_Your objective_
Omit the pictures, then reproduce every remaining record exactly.

....

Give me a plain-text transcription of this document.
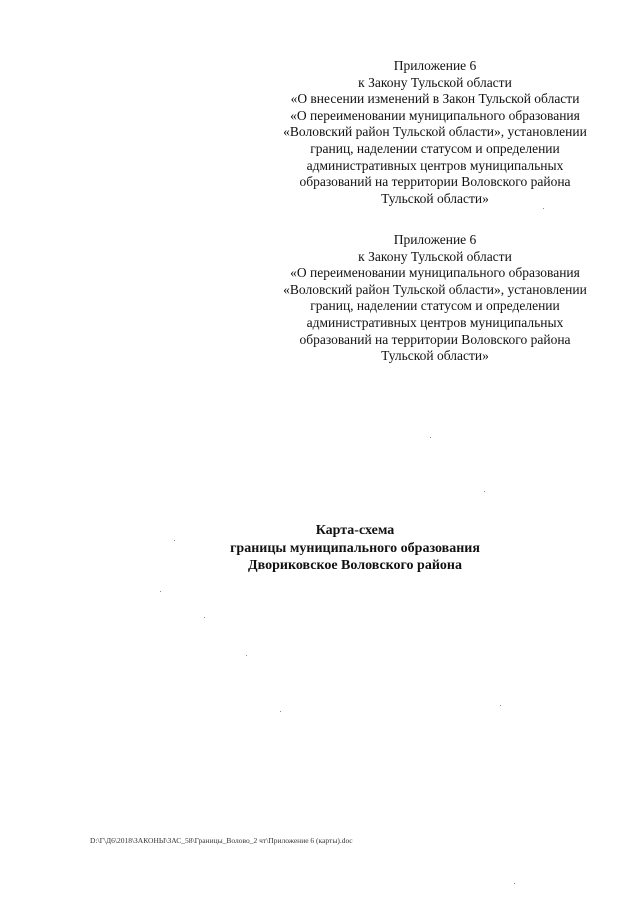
Приложение 6
к Закону Тульской области
«О внесении изменений в Закон Тульской области
«О переименовании муниципального образования
«Воловский район Тульской области», установлении
границ, наделении статусом и определении
административных центров муниципальных
образований на территории Воловского района
Тульской области»
Приложение 6
к Закону Тульской области
«О переименовании муниципального образования
«Воловский район Тульской области», установлении
границ, наделении статусом и определении
административных центров муниципальных
образований на территории Воловского района
Тульской области»
Карта-схема
границы муниципального образования
Двориковское Воловского района
D:\Г\Д6\2018\ЗАКОНЫ\ЗАС_58\Границы_Волово_2 чт\Приложение 6 (карты).doc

....

_Task answer_
Give me a plain-text transcription of this document.
Приложение 6
к Закону Тульской области
«О внесении изменений в Закон Тульской области
«О переименовании муниципального образования
«Воловский район Тульской области», установлении
границ, наделении статусом и определении
административных центров муниципальных
образований на территории Воловского района
Тульской области»
Приложение 6
к Закону Тульской области
«О переименовании муниципального образования
«Воловский район Тульской области», установлении
границ, наделении статусом и определении
административных центров муниципальных
образований на территории Воловского района
Тульской области»
Карта-схема
границы муниципального образования
Двориковское Воловского района
D:\Г\Д6\2018\ЗАКОНЫ\ЗАС_58\Границы_Волово_2 чт\Приложение 6 (карты).doc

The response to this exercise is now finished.